## begin
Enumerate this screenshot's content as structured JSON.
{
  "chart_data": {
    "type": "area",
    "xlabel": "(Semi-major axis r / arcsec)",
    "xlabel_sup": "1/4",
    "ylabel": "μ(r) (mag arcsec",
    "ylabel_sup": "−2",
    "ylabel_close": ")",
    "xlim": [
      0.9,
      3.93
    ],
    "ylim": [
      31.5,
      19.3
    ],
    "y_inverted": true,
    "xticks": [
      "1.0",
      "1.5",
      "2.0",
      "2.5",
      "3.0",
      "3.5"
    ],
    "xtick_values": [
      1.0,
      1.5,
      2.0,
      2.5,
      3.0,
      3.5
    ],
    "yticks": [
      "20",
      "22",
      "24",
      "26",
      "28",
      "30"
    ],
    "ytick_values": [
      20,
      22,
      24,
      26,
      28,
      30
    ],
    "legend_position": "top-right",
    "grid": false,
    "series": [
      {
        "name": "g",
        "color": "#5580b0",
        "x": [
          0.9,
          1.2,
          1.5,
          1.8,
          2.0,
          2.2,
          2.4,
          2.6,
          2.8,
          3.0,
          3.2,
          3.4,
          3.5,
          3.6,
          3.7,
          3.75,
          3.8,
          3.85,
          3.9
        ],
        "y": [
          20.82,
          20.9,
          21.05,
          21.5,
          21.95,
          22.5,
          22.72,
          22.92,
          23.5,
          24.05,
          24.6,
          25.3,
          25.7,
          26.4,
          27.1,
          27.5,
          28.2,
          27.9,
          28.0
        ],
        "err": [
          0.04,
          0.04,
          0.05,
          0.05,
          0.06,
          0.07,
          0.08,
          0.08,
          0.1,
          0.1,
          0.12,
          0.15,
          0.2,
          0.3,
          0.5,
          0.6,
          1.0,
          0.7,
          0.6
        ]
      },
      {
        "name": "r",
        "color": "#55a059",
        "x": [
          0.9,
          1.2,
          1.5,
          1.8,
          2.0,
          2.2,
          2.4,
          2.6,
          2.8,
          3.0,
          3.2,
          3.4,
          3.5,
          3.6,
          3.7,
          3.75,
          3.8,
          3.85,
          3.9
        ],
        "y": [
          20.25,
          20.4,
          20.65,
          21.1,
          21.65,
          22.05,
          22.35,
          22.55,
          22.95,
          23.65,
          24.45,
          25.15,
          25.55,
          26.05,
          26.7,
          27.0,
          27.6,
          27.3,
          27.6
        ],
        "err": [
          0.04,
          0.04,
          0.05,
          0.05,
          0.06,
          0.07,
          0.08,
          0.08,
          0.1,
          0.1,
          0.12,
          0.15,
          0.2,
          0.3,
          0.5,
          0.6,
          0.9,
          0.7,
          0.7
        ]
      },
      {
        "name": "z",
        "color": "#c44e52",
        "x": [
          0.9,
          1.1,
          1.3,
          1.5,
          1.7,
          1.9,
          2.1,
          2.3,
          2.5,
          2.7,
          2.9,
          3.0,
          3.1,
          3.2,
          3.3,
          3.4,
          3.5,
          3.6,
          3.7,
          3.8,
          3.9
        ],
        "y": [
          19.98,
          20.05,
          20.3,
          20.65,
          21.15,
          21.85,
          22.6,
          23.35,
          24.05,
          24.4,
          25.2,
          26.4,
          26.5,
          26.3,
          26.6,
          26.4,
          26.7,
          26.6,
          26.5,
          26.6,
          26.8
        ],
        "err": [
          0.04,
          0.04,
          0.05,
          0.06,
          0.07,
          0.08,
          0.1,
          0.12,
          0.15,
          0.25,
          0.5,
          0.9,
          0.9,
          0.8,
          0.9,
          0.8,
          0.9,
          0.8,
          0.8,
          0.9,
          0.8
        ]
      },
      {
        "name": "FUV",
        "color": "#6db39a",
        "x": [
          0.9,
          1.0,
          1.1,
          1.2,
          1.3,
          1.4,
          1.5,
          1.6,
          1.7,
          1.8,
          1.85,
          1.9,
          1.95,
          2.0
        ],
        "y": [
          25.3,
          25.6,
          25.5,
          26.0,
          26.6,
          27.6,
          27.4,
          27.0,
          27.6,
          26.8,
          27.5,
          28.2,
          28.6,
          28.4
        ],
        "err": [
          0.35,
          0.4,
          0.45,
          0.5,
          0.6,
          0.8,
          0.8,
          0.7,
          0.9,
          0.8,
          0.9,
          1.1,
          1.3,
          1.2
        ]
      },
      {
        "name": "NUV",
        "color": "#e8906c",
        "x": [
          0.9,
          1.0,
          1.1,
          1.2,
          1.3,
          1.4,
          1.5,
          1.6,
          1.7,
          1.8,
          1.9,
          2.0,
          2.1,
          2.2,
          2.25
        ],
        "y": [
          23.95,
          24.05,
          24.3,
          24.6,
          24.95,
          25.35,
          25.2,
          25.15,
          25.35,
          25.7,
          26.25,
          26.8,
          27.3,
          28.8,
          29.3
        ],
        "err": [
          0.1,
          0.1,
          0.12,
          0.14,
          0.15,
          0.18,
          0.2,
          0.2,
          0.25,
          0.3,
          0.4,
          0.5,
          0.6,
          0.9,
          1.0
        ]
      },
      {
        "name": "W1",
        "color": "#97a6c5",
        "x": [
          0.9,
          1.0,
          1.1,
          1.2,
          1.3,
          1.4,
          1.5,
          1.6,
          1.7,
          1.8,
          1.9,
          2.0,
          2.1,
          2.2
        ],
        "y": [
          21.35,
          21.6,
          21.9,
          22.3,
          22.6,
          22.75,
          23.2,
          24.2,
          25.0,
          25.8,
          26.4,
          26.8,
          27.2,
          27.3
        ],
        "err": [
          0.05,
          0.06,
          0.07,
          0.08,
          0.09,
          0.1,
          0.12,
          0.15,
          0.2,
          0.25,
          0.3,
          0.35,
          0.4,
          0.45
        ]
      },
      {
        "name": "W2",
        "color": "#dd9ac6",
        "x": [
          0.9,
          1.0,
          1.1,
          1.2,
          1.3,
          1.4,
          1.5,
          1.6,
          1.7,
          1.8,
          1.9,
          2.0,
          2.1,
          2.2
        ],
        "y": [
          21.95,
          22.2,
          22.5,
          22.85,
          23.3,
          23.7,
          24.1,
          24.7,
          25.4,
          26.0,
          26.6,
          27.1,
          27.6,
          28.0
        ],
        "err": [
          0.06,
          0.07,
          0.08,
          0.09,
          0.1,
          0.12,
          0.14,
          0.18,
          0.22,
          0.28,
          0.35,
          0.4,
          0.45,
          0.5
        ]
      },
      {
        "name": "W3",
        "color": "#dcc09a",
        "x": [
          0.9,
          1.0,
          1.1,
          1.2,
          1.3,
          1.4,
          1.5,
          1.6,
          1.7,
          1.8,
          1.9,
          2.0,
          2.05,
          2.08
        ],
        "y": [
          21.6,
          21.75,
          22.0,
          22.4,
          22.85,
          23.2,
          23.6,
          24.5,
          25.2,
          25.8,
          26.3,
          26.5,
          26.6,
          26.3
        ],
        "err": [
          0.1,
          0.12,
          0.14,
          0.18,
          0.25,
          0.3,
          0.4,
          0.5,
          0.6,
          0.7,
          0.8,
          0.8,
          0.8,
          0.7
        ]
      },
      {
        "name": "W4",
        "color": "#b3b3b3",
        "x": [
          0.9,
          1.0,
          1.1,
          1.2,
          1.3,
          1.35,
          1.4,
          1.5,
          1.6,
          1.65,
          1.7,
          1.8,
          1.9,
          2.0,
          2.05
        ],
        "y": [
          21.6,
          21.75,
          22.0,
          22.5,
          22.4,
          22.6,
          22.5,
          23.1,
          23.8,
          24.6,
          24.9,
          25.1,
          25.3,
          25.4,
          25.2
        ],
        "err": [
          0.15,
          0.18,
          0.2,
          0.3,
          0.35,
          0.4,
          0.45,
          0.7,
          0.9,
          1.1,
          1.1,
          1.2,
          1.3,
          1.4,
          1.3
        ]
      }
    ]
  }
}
## end
> WHAT TO DO
Find the lines containing "arcsec" and pull them out.

> ANSWER TO THE TASK
    "xlabel": "(Semi-major axis r / arcsec)",
    "ylabel": "μ(r) (mag arcsec",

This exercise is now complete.